WHAT YOU HAVE TO DO: Write out the full set of records below exactly.

EXERCISE DATA:
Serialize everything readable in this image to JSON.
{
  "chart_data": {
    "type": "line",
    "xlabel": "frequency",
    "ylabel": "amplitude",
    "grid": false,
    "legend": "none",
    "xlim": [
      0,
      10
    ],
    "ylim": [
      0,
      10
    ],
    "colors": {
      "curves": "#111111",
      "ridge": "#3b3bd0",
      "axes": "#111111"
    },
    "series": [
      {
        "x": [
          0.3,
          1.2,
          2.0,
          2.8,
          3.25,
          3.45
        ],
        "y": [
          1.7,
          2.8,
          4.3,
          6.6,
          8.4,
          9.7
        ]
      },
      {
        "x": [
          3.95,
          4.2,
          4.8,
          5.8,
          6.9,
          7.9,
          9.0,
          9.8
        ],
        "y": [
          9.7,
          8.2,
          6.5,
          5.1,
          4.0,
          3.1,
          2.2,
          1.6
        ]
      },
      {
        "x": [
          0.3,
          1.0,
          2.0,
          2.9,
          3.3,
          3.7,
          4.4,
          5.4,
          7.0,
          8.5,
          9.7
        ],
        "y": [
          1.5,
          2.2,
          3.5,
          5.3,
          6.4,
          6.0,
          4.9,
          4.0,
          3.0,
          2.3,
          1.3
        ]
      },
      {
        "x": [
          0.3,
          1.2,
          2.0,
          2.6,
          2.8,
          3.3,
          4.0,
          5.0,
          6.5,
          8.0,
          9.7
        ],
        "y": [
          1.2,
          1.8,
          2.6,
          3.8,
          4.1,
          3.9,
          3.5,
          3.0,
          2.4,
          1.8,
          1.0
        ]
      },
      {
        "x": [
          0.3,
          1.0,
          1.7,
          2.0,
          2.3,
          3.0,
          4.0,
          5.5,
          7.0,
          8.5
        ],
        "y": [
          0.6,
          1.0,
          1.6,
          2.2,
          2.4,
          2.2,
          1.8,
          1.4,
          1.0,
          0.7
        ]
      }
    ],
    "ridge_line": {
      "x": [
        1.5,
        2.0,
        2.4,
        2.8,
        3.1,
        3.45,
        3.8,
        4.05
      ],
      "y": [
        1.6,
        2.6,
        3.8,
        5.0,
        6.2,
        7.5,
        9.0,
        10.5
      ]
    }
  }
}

SOLUTION TO THE PROBLEM:
Serialize everything readable in this image to JSON.
{
  "chart_data": {
    "type": "line",
    "xlabel": "frequency",
    "ylabel": "amplitude",
    "grid": false,
    "legend": "none",
    "xlim": [
      0,
      10
    ],
    "ylim": [
      0,
      10
    ],
    "colors": {
      "curves": "#111111",
      "ridge": "#3b3bd0",
      "axes": "#111111"
    },
    "series": [
      {
        "x": [
          0.3,
          1.2,
          2.0,
          2.8,
          3.25,
          3.45
        ],
        "y": [
          1.7,
          2.8,
          4.3,
          6.6,
          8.4,
          9.7
        ]
      },
      {
        "x": [
          3.95,
          4.2,
          4.8,
          5.8,
          6.9,
          7.9,
          9.0,
          9.8
        ],
        "y": [
          9.7,
          8.2,
          6.5,
          5.1,
          4.0,
          3.1,
          2.2,
          1.6
        ]
      },
      {
        "x": [
          0.3,
          1.0,
          2.0,
          2.9,
          3.3,
          3.7,
          4.4,
          5.4,
          7.0,
          8.5,
          9.7
        ],
        "y": [
          1.5,
          2.2,
          3.5,
          5.3,
          6.4,
          6.0,
          4.9,
          4.0,
          3.0,
          2.3,
          1.3
        ]
      },
      {
        "x": [
          0.3,
          1.2,
          2.0,
          2.6,
          2.8,
          3.3,
          4.0,
          5.0,
          6.5,
          8.0,
          9.7
        ],
        "y": [
          1.2,
          1.8,
          2.6,
          3.8,
          4.1,
          3.9,
          3.5,
          3.0,
          2.4,
          1.8,
          1.0
        ]
      },
      {
        "x": [
          0.3,
          1.0,
          1.7,
          2.0,
          2.3,
          3.0,
          4.0,
          5.5,
          7.0,
          8.5
        ],
        "y": [
          0.6,
          1.0,
          1.6,
          2.2,
          2.4,
          2.2,
          1.8,
          1.4,
          1.0,
          0.7
        ]
      }
    ],
    "ridge_line": {
      "x": [
        1.5,
        2.0,
        2.4,
        2.8,
        3.1,
        3.45,
        3.8,
        4.05
      ],
      "y": [
        1.6,
        2.6,
        3.8,
        5.0,
        6.2,
        7.5,
        9.0,
        10.5
      ]
    }
  }
}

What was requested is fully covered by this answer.